(TASK BRIEF):
Determine how many lines include the string "this". Output that number only.

(EXCERPTED RECORDS):
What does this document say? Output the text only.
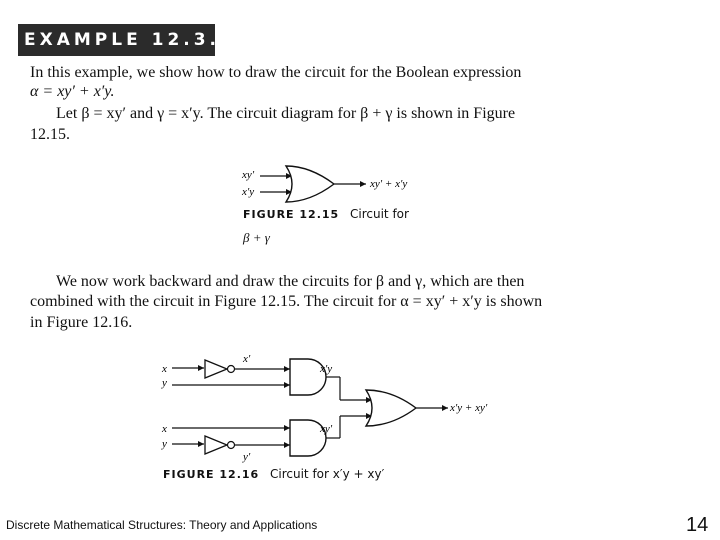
EXAMPLE 12.3.3
In this example, we show how to draw the circuit for the Boolean expression
α = xy′ + x′y.
Let β = xy′ and γ = x′y. The circuit diagram for β + γ is shown in Figure
12.15.
xy′
x′y
xy′ + x′y
FIGURE 12.15 Circuit for
β + γ
We now work backward and draw the circuits for β and γ, which are then
combined with the circuit in Figure 12.15. The circuit for α = xy′ + x′y is shown
in Figure 12.16.
x
y
x′
x′y
x
y
y′
xy′
x′y + xy′
FIGURE 12.16 Circuit for x′y + xy′
Discrete Mathematical Structures: Theory and Applications	14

(SOLUTION TO THE PROBLEM):
2